Each line of the material below that holds the word "nurse" needs to be copied.

▼

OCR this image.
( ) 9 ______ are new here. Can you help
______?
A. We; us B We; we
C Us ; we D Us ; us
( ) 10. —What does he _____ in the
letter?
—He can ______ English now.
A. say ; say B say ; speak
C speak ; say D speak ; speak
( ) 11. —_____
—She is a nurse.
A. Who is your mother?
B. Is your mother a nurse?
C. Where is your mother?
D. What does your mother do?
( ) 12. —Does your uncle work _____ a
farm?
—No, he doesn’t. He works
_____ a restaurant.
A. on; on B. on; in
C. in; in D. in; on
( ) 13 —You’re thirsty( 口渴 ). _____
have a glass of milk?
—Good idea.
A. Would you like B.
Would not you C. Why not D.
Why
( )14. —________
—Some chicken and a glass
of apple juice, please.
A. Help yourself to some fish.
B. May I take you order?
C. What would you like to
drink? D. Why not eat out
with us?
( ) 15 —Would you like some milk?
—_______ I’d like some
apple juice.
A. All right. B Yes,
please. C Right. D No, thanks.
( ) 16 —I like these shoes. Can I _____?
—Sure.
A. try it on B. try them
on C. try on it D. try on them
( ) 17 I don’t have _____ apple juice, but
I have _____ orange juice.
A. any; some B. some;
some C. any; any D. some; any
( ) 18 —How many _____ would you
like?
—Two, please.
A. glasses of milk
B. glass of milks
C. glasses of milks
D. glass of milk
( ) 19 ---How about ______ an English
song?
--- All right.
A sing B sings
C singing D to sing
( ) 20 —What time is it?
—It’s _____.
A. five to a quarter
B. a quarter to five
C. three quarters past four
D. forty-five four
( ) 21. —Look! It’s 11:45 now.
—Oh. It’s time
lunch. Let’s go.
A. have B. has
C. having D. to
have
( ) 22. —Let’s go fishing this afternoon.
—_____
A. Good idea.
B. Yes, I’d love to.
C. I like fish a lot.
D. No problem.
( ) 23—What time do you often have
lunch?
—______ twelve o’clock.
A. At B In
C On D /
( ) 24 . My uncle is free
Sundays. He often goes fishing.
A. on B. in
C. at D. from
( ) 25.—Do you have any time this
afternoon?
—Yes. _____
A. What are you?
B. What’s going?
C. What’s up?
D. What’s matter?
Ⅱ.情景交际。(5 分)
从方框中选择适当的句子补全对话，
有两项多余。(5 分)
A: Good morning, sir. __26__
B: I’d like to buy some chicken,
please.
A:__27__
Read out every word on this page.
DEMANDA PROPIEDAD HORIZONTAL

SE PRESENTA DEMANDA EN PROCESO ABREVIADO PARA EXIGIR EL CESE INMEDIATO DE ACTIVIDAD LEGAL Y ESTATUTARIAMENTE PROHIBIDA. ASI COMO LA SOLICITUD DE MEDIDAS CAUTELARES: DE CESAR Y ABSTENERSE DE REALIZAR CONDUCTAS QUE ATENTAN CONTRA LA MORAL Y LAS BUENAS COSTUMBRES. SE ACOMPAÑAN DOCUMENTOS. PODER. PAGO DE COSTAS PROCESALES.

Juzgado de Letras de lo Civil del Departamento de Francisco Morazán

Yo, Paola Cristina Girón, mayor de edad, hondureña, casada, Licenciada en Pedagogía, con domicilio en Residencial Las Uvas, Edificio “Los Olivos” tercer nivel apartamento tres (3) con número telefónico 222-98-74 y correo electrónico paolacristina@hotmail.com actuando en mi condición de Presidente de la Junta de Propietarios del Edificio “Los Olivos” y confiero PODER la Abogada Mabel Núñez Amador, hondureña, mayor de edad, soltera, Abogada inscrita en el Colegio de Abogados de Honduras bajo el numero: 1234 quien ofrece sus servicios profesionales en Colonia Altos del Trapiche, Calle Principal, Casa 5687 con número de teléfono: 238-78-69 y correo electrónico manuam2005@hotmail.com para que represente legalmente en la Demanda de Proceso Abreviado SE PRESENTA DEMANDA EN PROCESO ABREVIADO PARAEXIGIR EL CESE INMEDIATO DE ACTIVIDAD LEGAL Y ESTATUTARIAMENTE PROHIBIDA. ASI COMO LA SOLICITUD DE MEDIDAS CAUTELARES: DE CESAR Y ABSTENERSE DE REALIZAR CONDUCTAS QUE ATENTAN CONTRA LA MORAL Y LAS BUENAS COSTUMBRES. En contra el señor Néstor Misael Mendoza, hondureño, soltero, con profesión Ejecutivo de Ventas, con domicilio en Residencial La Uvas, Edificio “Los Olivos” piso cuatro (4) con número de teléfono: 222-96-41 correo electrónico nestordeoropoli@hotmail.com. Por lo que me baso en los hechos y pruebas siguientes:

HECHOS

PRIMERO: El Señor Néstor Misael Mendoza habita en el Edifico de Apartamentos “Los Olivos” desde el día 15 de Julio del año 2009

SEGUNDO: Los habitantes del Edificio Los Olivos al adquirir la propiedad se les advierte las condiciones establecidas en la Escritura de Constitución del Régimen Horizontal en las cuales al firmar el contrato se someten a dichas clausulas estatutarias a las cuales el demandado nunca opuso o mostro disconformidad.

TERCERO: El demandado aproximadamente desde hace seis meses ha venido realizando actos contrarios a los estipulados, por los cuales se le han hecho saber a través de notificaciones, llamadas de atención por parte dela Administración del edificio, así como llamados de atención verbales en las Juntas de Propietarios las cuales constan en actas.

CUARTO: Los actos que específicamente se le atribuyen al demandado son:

▲

Task answer:
—She is a nurse.
B. Is your mother a nurse?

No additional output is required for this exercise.